** SUPPLIED PASSAGE follows **

As we pack away the memories and the decorations of Christmas 2016, you can't help but look forward to 2017. As the last week in December slips through our fingers, dreams and goals float around our hearts. I was given a gift this last week that I want to share with all of you. It seems this holiday season the process of aging has been taking a grip on those we love and it always makes one reflect on one's own life...Trying to stay out of the conversation in my brain of...how many quilts do I have left in my life...will I ever finish all my projects...I CANNOT buy another yard of fabric!!! And then, I was given a gift...a delicious, wonderful gift that made my heart grow three times it size!!!
We were picking up a quarter of a beef from a local farmer/quilter which took us through Tumalo, a little community between Sisters and Bend, Oregon. It was a chilly morning, snow on the ground, and G was dreaming of a cup of coffee. I told him to pull over at the Tumalo Coffee House for some coffee and scones. When I went inside, I saw a pastry chef behind the counter that looked familiar?! So I yelled, "Didn't you used to volunteer at the hospital???" I yelled because somewhere in the back of my mind I knew this person was hard of hearing.
She gave me a big smile and said yes! So naturally, always being of a curious nature, I asked what she was doing here. And, so came the gift. For years we passed in the hallways of the hospital, me a busy nurse...her a busy volunteer...always saying hi but never really getting to know the story of each other's lives. Luckily, because G was craving a cup of coffee on the back roads of Deschutes County, I found out this woman, Lois Johnson, used to work for a Fortune 500 company, traveled the world, had a mountain climbing accident, kept traveling, and one day decided to go back to school to become a Microbiologist. Her husband said with all the classes and requirements she would be 90 before she would receive her PhD. He encouraged her to look into something else...something she enjoyed. So, at 66 years of age, she attended the Le Cordon Bleu Culinary Institute for 4 years, apprenticing under the tutelage of a Danish Pastry Chef in Las Vegas. What?!!!! You are only limited by the judgment and rules you force upon yourself. Life is what you want it to be and age is only a number. And so, this chance meeting has caused me not to start baking, LOL, but to release the self judging quilter in me and embrace the process from fabric purchase to creation. I am no longer going to place limitations on my dreams about all the quilts I want to make! Thank you Lois. You are my quilt angel!...and you also bake a wonderful ginger scone!

** End of SUPPLIED PASSAGE **

- [TO DO]:
a) From the post about meeting Lois Johnson, retype the part starting at "As we pack away" and ending at "times it size!!!".
b) Using the post about meeting Lois Johnson, explain why the writer yelled the question about volunteering at the hospital.

** DATA SUPPLIED follows **

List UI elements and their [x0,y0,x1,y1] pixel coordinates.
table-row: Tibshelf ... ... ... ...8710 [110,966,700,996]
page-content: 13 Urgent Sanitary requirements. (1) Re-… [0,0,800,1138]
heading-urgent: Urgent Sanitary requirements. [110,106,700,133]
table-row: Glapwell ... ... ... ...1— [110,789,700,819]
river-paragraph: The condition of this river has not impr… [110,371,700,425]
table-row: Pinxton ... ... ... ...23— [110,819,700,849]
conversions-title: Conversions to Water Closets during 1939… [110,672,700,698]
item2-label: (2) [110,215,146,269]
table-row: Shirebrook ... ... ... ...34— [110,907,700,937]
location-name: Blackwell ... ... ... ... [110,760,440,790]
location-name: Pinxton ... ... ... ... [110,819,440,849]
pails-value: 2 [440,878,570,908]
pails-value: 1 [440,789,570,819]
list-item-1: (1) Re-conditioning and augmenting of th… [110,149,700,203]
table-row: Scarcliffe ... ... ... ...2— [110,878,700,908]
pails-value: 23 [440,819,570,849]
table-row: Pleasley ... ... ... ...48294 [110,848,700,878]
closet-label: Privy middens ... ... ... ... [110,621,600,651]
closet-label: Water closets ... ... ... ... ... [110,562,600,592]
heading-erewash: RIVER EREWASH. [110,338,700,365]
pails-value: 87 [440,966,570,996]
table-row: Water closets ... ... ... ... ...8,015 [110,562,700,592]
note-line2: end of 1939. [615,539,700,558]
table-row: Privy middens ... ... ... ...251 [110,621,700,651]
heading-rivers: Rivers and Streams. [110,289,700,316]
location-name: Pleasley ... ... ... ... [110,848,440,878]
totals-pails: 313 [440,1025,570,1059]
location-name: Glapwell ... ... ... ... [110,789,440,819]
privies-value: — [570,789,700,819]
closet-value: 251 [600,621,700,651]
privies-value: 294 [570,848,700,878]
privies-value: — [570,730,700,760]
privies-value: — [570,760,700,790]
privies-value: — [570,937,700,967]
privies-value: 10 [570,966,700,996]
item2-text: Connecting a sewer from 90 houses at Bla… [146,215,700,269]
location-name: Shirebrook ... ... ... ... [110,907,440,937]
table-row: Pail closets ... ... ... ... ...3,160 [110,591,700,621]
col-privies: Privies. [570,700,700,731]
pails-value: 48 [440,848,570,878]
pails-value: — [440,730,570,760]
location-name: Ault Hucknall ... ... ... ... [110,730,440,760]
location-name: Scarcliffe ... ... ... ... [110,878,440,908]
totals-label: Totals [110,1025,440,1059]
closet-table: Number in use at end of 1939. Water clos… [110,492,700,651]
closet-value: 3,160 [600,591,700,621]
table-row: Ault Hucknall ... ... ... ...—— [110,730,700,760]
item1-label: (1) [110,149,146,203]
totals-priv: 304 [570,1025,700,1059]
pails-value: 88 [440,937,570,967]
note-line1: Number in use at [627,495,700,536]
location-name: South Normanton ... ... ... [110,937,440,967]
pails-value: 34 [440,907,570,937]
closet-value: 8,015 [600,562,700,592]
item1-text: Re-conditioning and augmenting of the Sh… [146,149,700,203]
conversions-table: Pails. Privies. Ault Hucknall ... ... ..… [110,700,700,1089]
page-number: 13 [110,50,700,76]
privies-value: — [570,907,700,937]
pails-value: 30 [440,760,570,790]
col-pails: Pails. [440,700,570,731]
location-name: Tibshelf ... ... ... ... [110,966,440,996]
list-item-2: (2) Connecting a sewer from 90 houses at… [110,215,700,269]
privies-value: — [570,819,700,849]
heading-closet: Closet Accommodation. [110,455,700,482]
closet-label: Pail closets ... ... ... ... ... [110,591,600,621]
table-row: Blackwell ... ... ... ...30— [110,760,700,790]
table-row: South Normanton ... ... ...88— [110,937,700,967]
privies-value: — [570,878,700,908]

** End of DATA SUPPLIED **

- [ACTIVITY ANSWERS]:
a)
As we pack away the memories and the decorations of Christmas 2016, you can't help but look forward to 2017. As the last week in December slips through our fingers, dreams and goals float around our hearts. I was given a gift this last week that I want to share with all of you. It seems this holiday season the process of aging has been taking a grip on those we love and it always makes one reflect on one's own life...Trying to stay out of the conversation in my brain of...how many quilts do I have left in my life...will I ever finish all my projects...I CANNOT buy another yard of fabric!!! And then, I was given a gift...a delicious, wonderful gift that made my heart grow three times it size!!!

b) The writer yelled because somewhere in the back of the writer's mind was the knowledge that this person was hard of hearing.